• **Task to complete**
Start at the line that contains "What data populates" in the listing below and extract every line through the last, exactly; leave pictures out.
^^^^
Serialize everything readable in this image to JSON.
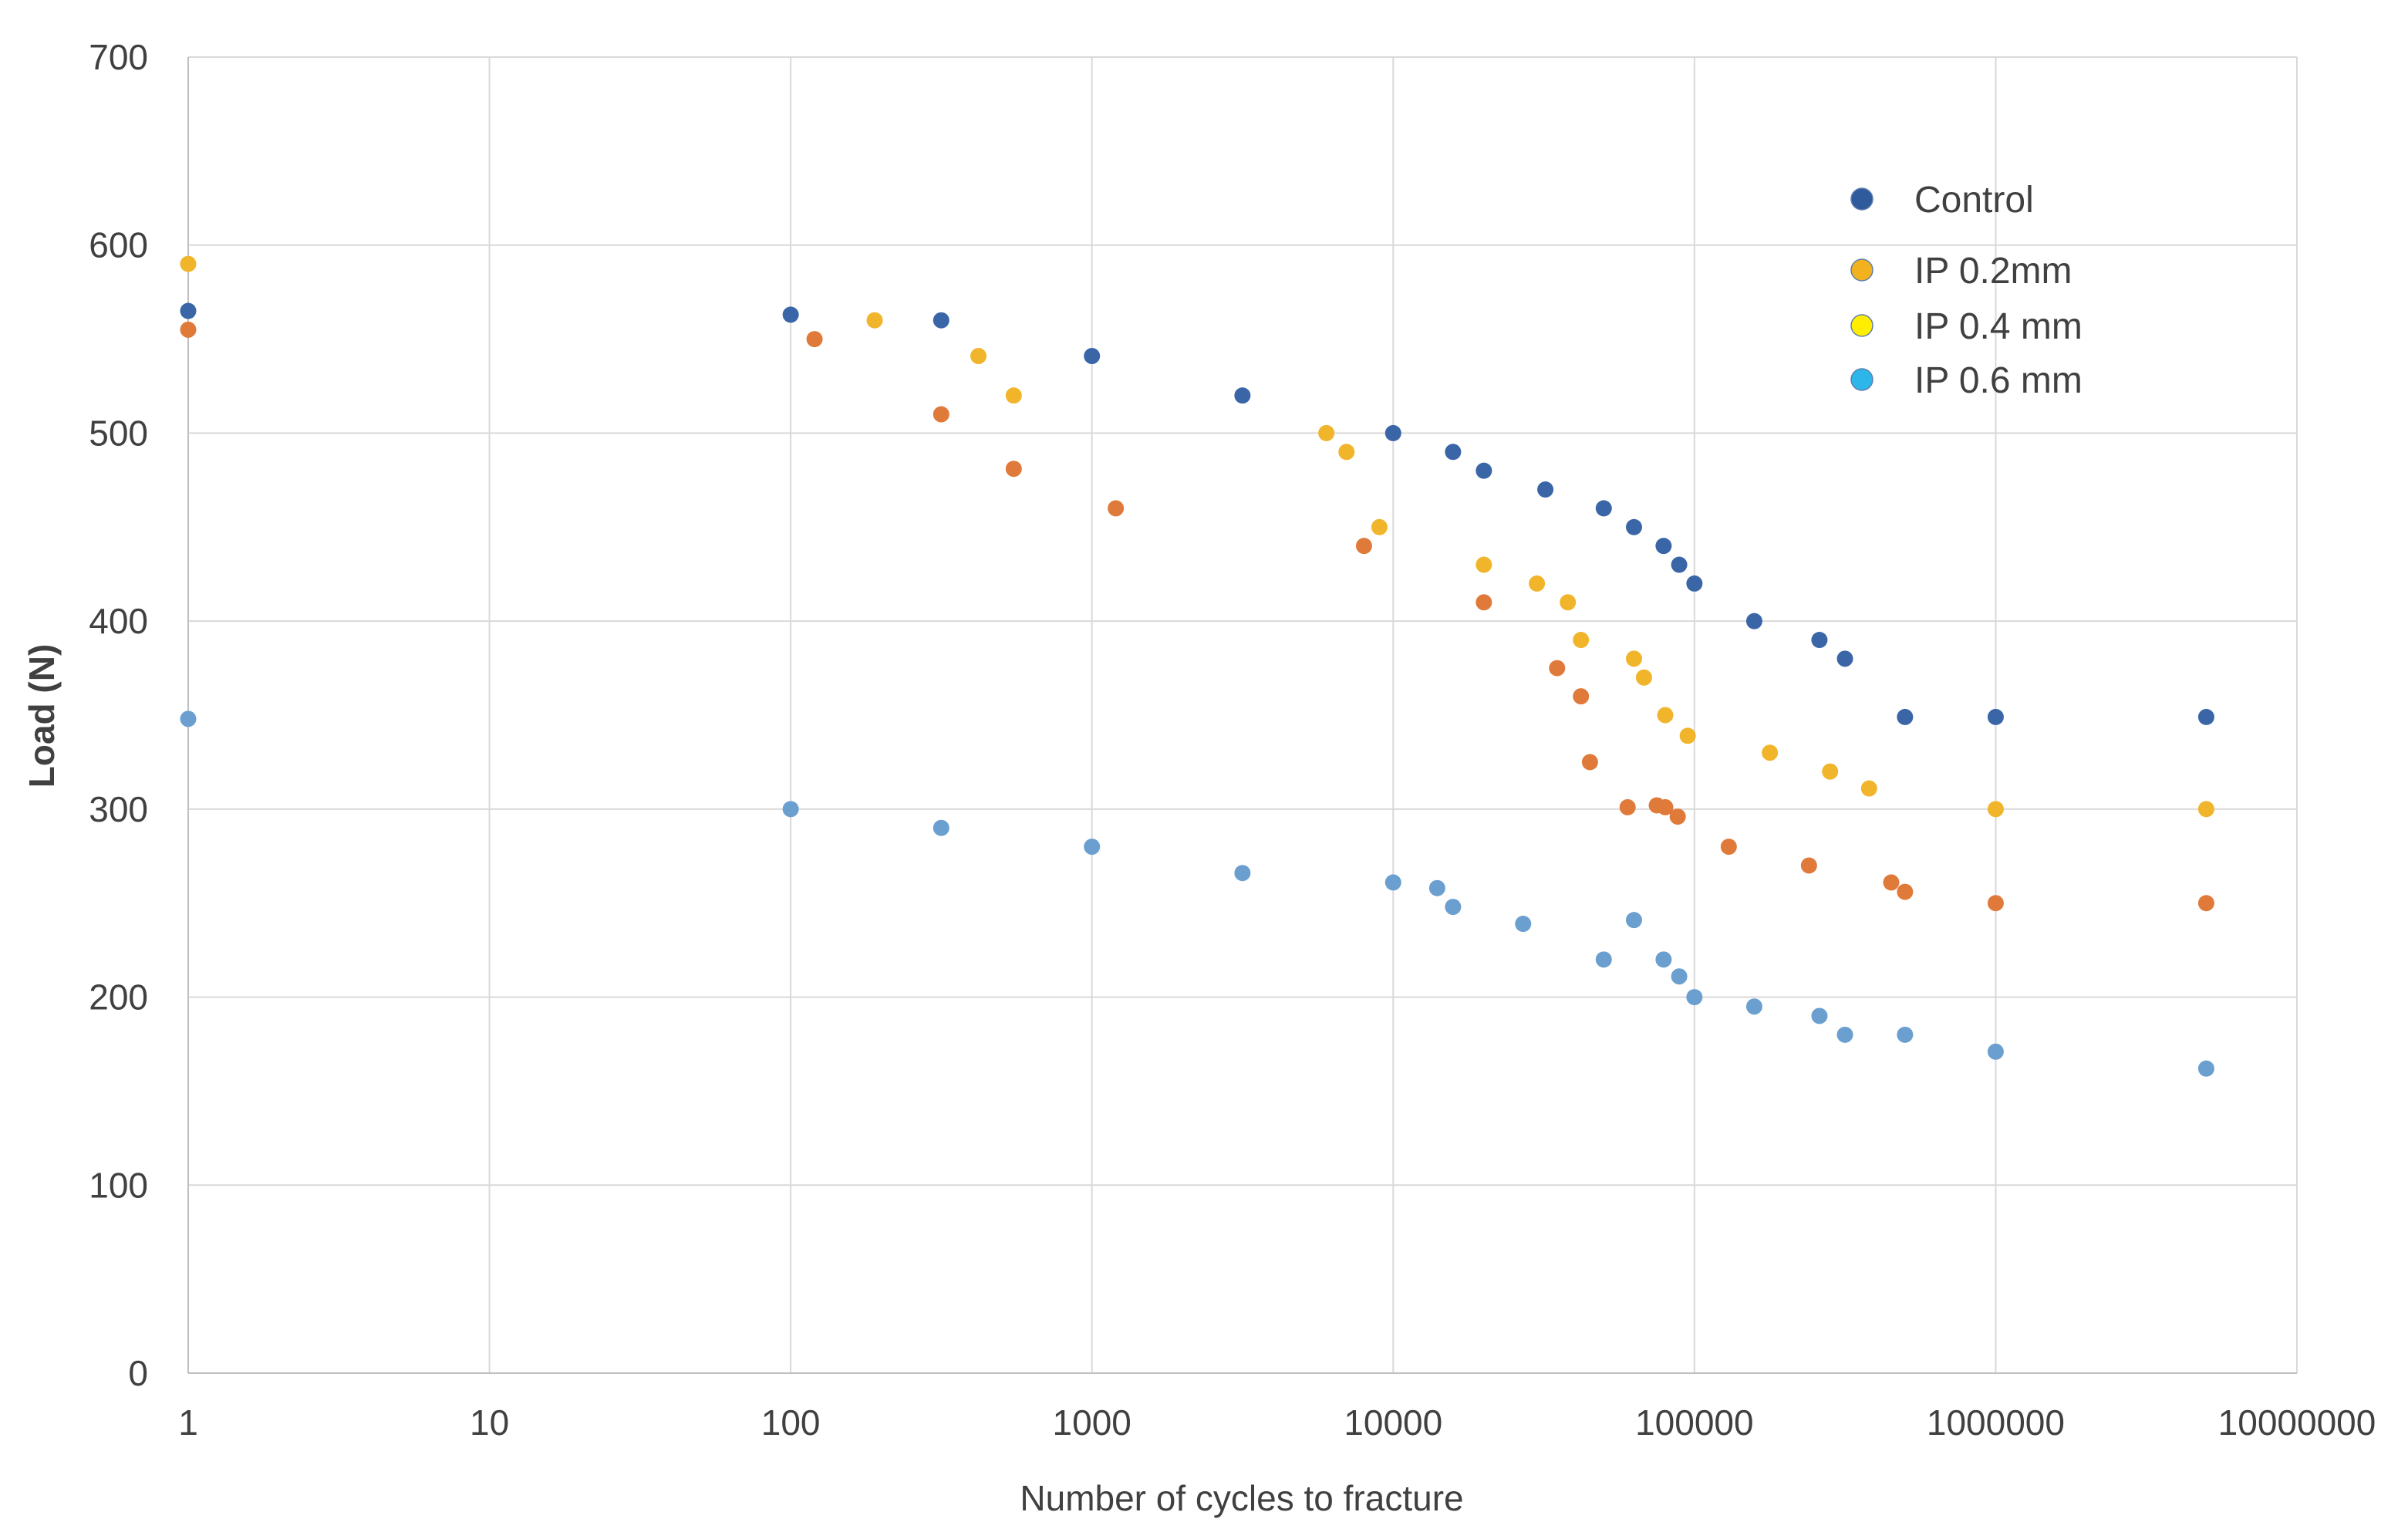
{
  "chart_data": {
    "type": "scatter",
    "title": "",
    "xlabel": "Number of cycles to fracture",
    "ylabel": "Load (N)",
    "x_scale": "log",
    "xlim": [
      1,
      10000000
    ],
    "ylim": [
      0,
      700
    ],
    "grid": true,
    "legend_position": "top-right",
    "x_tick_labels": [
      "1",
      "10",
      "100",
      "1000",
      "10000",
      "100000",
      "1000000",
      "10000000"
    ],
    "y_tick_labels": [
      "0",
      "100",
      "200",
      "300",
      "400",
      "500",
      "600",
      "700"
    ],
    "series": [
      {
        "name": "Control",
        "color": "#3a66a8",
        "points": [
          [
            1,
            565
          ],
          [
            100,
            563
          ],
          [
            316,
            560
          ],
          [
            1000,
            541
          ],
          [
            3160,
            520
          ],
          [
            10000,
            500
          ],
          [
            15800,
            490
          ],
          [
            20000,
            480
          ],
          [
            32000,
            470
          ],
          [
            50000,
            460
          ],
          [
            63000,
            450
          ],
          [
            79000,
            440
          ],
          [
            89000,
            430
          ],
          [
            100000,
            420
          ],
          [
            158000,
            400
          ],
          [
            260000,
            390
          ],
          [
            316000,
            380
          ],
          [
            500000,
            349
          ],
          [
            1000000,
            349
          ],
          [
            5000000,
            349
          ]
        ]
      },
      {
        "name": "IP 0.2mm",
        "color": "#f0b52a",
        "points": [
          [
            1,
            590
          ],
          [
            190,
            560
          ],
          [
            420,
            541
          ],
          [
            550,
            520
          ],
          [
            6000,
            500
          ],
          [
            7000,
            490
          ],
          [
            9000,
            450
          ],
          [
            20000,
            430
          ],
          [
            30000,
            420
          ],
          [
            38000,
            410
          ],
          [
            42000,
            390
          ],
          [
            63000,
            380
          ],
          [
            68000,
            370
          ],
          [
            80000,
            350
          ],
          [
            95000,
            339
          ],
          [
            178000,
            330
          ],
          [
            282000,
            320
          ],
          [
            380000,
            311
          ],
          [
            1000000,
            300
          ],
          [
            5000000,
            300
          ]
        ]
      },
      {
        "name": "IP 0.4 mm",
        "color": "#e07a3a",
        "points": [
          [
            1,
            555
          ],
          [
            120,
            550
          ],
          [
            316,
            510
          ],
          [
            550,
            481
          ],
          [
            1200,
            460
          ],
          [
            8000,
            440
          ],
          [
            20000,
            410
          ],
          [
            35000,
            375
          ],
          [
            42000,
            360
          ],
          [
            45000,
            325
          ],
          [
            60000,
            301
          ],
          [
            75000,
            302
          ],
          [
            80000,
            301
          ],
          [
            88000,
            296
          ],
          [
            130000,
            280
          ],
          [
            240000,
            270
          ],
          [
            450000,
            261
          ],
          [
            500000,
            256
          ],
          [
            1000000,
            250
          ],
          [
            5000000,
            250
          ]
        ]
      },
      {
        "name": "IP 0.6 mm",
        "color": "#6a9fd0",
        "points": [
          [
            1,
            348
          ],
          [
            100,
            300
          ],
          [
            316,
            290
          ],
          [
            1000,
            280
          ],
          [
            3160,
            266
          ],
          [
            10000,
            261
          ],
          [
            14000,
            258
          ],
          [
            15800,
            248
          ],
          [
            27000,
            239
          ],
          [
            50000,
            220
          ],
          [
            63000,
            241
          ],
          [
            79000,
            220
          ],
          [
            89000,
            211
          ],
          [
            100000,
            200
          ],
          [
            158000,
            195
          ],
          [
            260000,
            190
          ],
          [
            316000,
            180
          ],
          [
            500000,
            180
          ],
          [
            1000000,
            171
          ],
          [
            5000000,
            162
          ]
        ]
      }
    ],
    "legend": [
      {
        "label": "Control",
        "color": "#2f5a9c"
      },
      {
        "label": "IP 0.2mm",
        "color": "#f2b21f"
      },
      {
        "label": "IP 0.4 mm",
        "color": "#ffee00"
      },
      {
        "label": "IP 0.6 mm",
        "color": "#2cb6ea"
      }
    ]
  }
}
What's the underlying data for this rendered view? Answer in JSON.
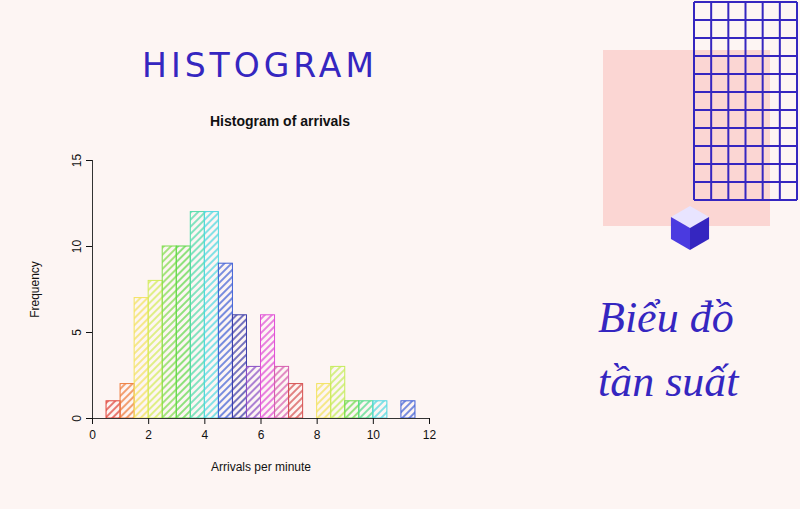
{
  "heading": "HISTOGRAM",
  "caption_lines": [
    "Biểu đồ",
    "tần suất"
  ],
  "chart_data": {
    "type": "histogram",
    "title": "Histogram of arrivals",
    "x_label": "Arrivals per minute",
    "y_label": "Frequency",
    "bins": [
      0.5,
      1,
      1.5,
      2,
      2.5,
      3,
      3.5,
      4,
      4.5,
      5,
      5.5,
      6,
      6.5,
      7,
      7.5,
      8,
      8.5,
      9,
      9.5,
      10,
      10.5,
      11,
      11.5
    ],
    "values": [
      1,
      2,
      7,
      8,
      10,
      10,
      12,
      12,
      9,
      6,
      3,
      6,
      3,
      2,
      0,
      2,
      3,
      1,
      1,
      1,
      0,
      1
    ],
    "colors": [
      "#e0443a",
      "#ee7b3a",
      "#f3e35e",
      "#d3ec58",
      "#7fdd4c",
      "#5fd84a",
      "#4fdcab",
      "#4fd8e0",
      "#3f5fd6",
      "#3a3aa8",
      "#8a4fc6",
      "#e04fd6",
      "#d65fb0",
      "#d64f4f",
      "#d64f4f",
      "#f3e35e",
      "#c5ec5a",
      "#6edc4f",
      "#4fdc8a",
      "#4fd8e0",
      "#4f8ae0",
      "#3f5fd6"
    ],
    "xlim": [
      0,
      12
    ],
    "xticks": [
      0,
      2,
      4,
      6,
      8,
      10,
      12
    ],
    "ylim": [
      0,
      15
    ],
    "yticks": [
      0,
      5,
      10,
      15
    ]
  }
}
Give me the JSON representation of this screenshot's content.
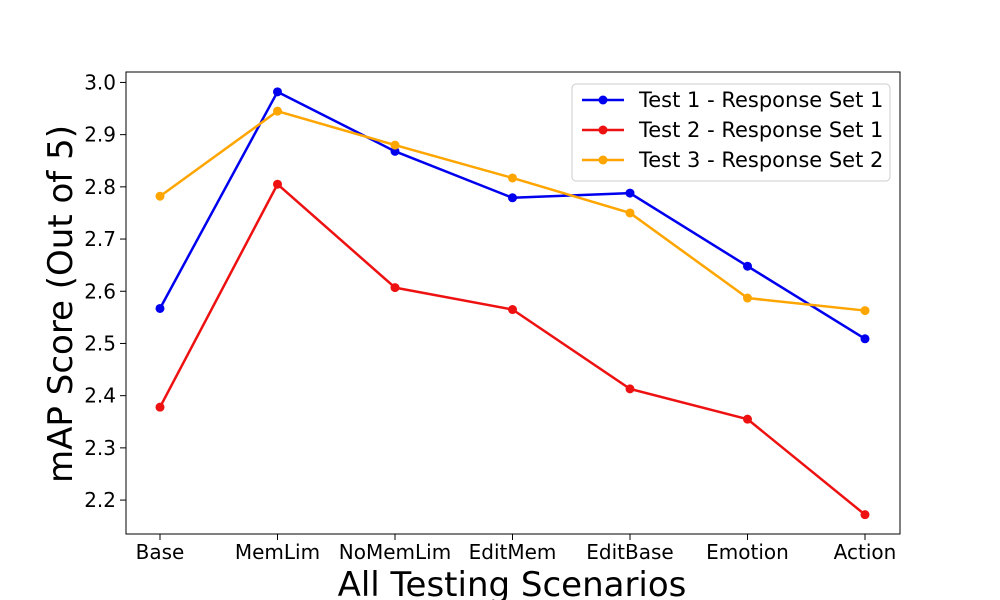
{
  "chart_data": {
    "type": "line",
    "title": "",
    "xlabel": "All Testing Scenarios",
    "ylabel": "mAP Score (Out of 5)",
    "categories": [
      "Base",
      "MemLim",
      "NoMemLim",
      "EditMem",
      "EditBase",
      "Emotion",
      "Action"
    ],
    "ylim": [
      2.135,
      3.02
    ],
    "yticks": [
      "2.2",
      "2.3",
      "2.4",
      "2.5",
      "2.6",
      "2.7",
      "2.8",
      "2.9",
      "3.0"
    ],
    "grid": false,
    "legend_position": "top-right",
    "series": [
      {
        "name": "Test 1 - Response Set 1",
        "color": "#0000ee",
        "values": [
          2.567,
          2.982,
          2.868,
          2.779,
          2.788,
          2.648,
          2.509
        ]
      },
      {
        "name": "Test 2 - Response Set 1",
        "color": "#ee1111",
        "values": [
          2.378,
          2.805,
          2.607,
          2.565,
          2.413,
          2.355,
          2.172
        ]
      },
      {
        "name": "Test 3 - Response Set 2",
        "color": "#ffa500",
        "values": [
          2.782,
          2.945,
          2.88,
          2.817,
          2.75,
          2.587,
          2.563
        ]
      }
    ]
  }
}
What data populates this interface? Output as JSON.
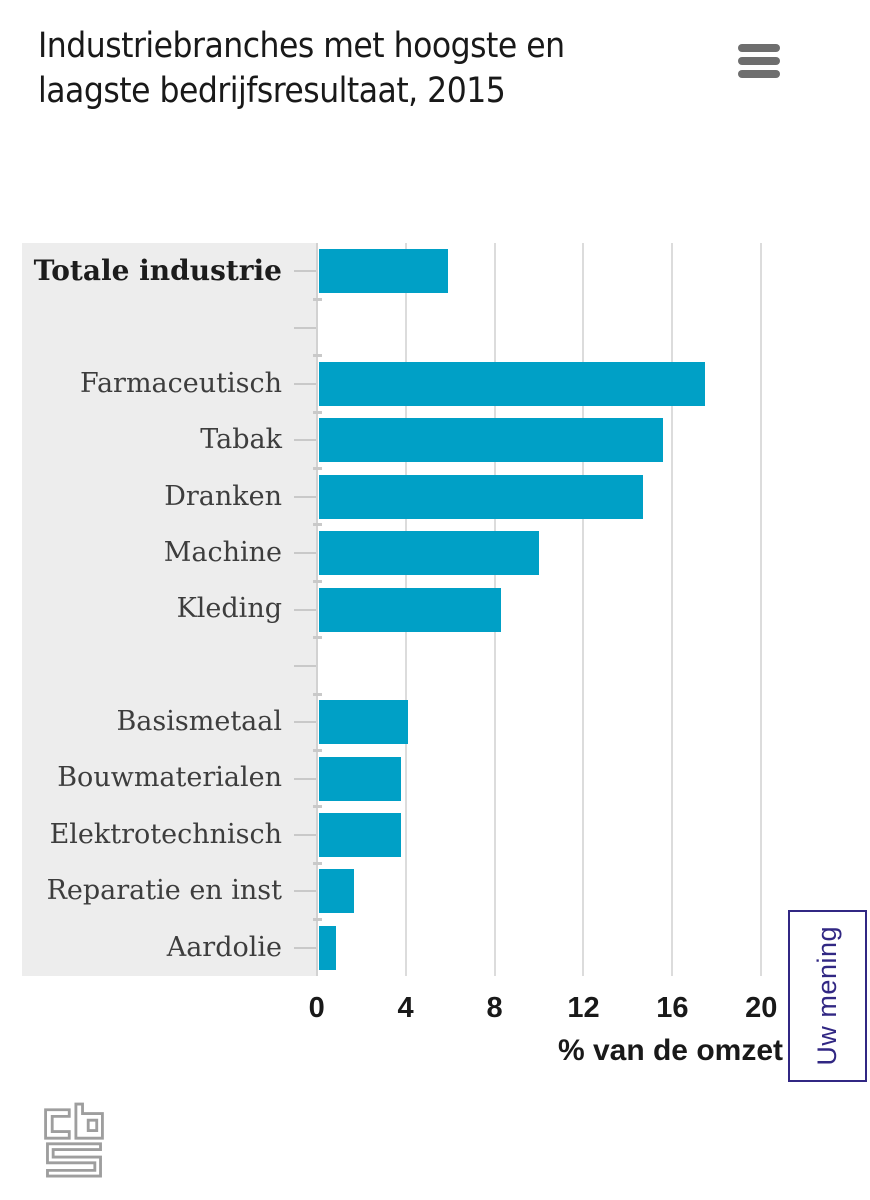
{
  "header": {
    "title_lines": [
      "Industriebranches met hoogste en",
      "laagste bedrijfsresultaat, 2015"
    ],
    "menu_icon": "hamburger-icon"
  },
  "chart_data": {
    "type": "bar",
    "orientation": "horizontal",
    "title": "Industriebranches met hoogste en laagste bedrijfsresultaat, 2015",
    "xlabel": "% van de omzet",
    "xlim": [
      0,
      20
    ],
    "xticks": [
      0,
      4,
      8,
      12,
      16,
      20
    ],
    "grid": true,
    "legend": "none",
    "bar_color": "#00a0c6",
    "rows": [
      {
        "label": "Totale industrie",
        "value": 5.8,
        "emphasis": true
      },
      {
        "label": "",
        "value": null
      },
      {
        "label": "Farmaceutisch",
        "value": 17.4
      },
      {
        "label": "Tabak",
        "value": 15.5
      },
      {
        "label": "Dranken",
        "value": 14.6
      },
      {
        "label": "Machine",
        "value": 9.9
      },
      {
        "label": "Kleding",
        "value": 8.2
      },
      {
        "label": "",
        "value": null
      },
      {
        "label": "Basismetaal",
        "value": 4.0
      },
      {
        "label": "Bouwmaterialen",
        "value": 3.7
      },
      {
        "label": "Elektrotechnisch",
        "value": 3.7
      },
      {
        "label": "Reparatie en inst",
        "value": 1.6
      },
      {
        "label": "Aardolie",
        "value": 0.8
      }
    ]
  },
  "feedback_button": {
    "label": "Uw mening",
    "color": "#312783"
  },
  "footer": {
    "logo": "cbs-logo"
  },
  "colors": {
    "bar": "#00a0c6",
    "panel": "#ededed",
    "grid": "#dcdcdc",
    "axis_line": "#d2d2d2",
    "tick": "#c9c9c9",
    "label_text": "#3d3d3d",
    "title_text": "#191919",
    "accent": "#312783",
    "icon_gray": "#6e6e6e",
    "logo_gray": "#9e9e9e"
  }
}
^^^^
• **Exercise solution**
What data populates this interface? Output as JSON.
{
  "header": {
    "title_lines": [
      "Industriebranches met hoogste en",
      "laagste bedrijfsresultaat, 2015"
    ],
    "menu_icon": "hamburger-icon"
  },
  "chart_data": {
    "type": "bar",
    "orientation": "horizontal",
    "title": "Industriebranches met hoogste en laagste bedrijfsresultaat, 2015",
    "xlabel": "% van de omzet",
    "xlim": [
      0,
      20
    ],
    "xticks": [
      0,
      4,
      8,
      12,
      16,
      20
    ],
    "grid": true,
    "legend": "none",
    "bar_color": "#00a0c6",
    "rows": [
      {
        "label": "Totale industrie",
        "value": 5.8,
        "emphasis": true
      },
      {
        "label": "",
        "value": null
      },
      {
        "label": "Farmaceutisch",
        "value": 17.4
      },
      {
        "label": "Tabak",
        "value": 15.5
      },
      {
        "label": "Dranken",
        "value": 14.6
      },
      {
        "label": "Machine",
        "value": 9.9
      },
      {
        "label": "Kleding",
        "value": 8.2
      },
      {
        "label": "",
        "value": null
      },
      {
        "label": "Basismetaal",
        "value": 4.0
      },
      {
        "label": "Bouwmaterialen",
        "value": 3.7
      },
      {
        "label": "Elektrotechnisch",
        "value": 3.7
      },
      {
        "label": "Reparatie en inst",
        "value": 1.6
      },
      {
        "label": "Aardolie",
        "value": 0.8
      }
    ]
  },
  "feedback_button": {
    "label": "Uw mening",
    "color": "#312783"
  },
  "footer": {
    "logo": "cbs-logo"
  },
  "colors": {
    "bar": "#00a0c6",
    "panel": "#ededed",
    "grid": "#dcdcdc",
    "axis_line": "#d2d2d2",
    "tick": "#c9c9c9",
    "label_text": "#3d3d3d",
    "title_text": "#191919",
    "accent": "#312783",
    "icon_gray": "#6e6e6e",
    "logo_gray": "#9e9e9e"
  }
}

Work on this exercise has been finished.